[Extracts from a graphics dataset]
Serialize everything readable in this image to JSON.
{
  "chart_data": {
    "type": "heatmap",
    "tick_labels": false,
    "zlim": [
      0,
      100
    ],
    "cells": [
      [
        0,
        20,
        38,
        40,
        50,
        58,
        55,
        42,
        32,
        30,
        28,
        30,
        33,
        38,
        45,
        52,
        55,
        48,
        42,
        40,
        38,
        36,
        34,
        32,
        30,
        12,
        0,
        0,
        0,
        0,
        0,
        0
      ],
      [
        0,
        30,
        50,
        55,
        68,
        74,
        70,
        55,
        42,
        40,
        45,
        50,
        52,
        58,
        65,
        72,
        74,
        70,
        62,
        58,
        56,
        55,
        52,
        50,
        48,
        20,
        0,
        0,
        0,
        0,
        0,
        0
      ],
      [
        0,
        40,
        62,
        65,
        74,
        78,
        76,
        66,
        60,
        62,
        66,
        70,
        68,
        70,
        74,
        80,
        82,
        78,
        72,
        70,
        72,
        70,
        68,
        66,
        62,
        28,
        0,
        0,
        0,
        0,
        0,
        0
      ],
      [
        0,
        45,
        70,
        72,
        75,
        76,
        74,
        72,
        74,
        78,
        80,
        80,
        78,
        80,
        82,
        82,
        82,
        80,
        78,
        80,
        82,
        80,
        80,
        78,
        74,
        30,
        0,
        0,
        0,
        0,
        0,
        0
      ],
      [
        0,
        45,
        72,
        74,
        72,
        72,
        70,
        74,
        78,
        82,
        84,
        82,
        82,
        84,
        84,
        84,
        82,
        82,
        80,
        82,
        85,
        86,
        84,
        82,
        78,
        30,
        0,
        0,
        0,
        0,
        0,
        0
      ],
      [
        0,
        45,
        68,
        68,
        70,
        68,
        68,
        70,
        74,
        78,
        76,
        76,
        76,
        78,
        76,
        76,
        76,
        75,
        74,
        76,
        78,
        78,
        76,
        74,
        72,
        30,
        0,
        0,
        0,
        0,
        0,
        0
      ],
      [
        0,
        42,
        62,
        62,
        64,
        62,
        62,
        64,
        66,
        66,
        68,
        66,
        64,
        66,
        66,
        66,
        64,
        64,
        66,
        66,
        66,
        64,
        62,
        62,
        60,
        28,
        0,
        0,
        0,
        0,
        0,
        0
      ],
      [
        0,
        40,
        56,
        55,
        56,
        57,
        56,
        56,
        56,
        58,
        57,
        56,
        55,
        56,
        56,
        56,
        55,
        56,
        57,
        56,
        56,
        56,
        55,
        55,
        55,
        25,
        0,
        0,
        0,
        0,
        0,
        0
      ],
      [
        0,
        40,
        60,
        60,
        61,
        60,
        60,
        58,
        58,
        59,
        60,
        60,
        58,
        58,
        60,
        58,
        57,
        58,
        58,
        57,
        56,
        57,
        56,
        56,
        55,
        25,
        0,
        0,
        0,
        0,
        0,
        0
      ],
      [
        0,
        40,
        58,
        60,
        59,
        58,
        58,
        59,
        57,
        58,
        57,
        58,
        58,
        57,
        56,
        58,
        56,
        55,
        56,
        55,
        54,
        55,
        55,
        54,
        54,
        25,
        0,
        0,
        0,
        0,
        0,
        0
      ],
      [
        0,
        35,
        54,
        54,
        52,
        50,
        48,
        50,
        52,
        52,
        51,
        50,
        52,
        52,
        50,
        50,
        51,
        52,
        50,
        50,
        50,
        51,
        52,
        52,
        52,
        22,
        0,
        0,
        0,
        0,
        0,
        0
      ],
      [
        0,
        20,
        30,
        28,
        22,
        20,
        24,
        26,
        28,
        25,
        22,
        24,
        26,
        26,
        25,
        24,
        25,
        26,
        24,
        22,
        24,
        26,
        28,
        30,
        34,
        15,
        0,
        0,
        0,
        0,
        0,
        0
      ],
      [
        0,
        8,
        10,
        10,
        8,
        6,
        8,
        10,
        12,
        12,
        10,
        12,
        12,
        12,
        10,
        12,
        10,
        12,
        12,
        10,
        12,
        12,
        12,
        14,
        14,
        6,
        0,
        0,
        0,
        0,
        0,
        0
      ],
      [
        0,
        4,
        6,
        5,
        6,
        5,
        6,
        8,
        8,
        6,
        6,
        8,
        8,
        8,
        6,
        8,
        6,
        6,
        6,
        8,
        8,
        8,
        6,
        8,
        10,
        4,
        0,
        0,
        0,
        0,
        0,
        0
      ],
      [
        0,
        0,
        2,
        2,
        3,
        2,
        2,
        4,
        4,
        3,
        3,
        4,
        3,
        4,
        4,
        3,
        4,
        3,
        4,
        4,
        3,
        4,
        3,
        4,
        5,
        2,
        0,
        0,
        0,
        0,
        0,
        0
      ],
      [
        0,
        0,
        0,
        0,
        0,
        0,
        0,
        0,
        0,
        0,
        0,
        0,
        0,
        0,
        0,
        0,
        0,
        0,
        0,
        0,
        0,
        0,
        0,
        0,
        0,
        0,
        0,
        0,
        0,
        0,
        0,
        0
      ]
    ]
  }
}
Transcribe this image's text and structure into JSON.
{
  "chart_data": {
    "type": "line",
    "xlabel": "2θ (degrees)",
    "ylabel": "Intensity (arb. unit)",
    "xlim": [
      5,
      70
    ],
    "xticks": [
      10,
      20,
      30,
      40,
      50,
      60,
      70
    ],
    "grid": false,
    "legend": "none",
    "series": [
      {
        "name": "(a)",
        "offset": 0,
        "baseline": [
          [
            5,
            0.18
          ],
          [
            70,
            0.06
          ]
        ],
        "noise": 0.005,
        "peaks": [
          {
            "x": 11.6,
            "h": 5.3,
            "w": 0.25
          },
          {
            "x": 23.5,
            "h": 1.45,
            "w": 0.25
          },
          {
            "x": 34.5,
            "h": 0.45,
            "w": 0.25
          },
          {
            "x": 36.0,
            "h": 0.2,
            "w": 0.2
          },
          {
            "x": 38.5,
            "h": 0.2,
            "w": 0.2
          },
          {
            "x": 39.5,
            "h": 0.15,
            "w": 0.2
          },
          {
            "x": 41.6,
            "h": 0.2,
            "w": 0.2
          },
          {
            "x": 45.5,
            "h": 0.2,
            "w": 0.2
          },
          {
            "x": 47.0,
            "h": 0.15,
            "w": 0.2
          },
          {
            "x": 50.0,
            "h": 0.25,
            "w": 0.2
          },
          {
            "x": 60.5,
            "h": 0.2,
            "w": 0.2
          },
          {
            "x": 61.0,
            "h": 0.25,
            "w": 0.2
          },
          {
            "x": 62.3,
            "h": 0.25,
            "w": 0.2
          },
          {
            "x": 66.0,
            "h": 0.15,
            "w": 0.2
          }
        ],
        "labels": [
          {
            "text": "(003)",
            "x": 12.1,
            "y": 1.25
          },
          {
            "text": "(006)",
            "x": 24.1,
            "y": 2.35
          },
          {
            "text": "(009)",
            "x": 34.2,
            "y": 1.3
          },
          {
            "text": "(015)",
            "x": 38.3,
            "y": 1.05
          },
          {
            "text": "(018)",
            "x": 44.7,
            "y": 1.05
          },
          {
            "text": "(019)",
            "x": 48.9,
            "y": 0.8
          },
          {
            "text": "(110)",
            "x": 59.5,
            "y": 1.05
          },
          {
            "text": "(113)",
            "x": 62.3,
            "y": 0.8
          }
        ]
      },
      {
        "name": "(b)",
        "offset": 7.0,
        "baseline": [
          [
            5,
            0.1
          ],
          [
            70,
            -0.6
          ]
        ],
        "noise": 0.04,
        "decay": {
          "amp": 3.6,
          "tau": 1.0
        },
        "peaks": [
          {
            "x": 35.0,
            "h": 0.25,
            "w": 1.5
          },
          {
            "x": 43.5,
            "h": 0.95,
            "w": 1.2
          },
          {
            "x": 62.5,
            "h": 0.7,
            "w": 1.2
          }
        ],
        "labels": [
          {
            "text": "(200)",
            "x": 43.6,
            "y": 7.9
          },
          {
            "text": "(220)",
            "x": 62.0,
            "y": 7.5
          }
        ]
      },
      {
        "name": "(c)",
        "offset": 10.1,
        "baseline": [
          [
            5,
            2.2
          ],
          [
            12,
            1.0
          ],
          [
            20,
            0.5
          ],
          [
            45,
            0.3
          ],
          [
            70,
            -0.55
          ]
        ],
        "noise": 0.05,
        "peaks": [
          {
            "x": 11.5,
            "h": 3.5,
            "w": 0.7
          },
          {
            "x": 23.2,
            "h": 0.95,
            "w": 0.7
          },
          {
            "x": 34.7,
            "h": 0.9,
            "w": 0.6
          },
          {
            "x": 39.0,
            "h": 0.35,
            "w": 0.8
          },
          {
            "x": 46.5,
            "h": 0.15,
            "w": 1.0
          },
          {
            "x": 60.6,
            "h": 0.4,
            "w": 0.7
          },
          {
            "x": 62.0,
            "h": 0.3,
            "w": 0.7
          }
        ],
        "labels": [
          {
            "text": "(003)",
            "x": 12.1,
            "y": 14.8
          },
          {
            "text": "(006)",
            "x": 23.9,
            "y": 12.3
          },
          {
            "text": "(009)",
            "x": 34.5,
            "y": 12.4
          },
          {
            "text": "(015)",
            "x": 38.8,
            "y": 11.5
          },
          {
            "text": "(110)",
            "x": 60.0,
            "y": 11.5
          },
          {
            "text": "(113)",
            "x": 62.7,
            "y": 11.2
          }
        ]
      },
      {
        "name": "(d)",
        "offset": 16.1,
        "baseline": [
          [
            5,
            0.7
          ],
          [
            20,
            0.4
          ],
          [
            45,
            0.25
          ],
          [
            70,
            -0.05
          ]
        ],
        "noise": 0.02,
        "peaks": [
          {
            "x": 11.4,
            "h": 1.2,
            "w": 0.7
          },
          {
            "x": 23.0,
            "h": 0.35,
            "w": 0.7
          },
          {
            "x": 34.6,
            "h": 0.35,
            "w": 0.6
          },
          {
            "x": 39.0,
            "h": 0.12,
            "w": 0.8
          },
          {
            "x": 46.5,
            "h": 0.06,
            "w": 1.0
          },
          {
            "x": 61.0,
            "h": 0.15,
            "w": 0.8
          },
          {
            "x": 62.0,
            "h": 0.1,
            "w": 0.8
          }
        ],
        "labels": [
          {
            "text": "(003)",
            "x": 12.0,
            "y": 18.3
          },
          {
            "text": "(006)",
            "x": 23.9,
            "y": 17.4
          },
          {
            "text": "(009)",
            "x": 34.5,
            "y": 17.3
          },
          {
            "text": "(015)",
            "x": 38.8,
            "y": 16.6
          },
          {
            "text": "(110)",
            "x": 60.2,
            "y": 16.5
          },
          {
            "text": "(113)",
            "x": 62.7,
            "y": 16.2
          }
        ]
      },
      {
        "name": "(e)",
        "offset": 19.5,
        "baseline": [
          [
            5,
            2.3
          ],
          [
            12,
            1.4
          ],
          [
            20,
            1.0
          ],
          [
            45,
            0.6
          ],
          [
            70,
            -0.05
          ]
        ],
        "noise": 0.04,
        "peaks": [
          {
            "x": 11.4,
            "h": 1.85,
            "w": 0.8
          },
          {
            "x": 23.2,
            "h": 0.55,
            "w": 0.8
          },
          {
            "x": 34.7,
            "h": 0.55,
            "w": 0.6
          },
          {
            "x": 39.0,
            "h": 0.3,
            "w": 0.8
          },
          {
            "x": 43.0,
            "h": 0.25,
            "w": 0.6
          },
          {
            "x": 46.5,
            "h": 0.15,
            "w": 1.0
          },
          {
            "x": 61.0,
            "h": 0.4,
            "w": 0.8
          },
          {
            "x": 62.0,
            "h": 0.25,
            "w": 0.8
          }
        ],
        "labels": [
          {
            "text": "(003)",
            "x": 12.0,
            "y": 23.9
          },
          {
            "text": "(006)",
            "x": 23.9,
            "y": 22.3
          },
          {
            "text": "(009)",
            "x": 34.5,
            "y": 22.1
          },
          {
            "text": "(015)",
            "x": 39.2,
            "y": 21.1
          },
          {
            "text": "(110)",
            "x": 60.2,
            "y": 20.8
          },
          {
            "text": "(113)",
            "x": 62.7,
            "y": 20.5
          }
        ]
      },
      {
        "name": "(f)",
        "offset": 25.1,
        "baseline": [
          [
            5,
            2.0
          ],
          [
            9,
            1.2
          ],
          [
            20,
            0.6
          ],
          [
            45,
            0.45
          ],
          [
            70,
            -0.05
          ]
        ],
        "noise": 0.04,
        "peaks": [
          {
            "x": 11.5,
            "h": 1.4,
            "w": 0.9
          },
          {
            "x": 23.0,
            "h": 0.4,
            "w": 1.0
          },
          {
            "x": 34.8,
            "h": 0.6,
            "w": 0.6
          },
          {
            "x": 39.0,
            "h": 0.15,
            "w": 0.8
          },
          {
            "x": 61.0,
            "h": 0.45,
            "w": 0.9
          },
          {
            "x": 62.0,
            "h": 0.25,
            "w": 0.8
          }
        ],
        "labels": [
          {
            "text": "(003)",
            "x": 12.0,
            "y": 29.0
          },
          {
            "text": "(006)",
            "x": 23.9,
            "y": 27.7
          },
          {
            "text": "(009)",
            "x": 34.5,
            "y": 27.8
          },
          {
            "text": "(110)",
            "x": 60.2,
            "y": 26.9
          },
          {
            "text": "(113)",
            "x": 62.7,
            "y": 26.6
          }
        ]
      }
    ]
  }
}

§ **THE PROBLEM**
Go through the records above and copy every line with the word "image".

§ **SOLVED PROBLEM**
Serialize everything readable in this image to JSON.
Transcribe this image's text and structure into JSON.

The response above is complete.